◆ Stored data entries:
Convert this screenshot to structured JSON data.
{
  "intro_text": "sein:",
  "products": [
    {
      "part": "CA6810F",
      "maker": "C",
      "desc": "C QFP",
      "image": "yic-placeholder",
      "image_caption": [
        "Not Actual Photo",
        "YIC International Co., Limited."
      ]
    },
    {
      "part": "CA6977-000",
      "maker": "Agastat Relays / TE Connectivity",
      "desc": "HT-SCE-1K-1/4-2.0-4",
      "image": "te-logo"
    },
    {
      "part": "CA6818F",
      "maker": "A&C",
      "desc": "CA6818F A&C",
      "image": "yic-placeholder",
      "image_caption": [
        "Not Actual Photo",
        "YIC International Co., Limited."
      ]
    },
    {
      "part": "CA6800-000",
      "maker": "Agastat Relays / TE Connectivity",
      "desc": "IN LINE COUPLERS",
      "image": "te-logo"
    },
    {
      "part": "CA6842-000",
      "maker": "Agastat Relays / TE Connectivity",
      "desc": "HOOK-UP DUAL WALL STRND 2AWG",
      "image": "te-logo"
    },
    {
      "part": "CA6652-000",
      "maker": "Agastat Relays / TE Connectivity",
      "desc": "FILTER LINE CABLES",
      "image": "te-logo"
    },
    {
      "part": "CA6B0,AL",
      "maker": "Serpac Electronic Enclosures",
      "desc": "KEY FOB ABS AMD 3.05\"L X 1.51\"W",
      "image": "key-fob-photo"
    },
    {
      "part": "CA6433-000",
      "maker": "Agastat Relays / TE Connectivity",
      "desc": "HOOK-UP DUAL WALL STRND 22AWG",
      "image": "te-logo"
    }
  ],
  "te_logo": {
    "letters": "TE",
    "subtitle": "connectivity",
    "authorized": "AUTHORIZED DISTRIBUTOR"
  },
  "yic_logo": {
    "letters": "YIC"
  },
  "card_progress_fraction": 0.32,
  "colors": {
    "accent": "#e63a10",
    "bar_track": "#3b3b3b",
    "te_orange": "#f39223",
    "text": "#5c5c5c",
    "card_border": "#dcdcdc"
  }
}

◆ Exercise task: Reproduce every record above exactly as it appears.

◆ Output below:
Convert this screenshot to structured JSON data.
{
  "intro_text": "sein:",
  "products": [
    {
      "part": "CA6810F",
      "maker": "C",
      "desc": "C QFP",
      "image": "yic-placeholder",
      "image_caption": [
        "Not Actual Photo",
        "YIC International Co., Limited."
      ]
    },
    {
      "part": "CA6977-000",
      "maker": "Agastat Relays / TE Connectivity",
      "desc": "HT-SCE-1K-1/4-2.0-4",
      "image": "te-logo"
    },
    {
      "part": "CA6818F",
      "maker": "A&C",
      "desc": "CA6818F A&C",
      "image": "yic-placeholder",
      "image_caption": [
        "Not Actual Photo",
        "YIC International Co., Limited."
      ]
    },
    {
      "part": "CA6800-000",
      "maker": "Agastat Relays / TE Connectivity",
      "desc": "IN LINE COUPLERS",
      "image": "te-logo"
    },
    {
      "part": "CA6842-000",
      "maker": "Agastat Relays / TE Connectivity",
      "desc": "HOOK-UP DUAL WALL STRND 2AWG",
      "image": "te-logo"
    },
    {
      "part": "CA6652-000",
      "maker": "Agastat Relays / TE Connectivity",
      "desc": "FILTER LINE CABLES",
      "image": "te-logo"
    },
    {
      "part": "CA6B0,AL",
      "maker": "Serpac Electronic Enclosures",
      "desc": "KEY FOB ABS AMD 3.05\"L X 1.51\"W",
      "image": "key-fob-photo"
    },
    {
      "part": "CA6433-000",
      "maker": "Agastat Relays / TE Connectivity",
      "desc": "HOOK-UP DUAL WALL STRND 22AWG",
      "image": "te-logo"
    }
  ],
  "te_logo": {
    "letters": "TE",
    "subtitle": "connectivity",
    "authorized": "AUTHORIZED DISTRIBUTOR"
  },
  "yic_logo": {
    "letters": "YIC"
  },
  "card_progress_fraction": 0.32,
  "colors": {
    "accent": "#e63a10",
    "bar_track": "#3b3b3b",
    "te_orange": "#f39223",
    "text": "#5c5c5c",
    "card_border": "#dcdcdc"
  }
}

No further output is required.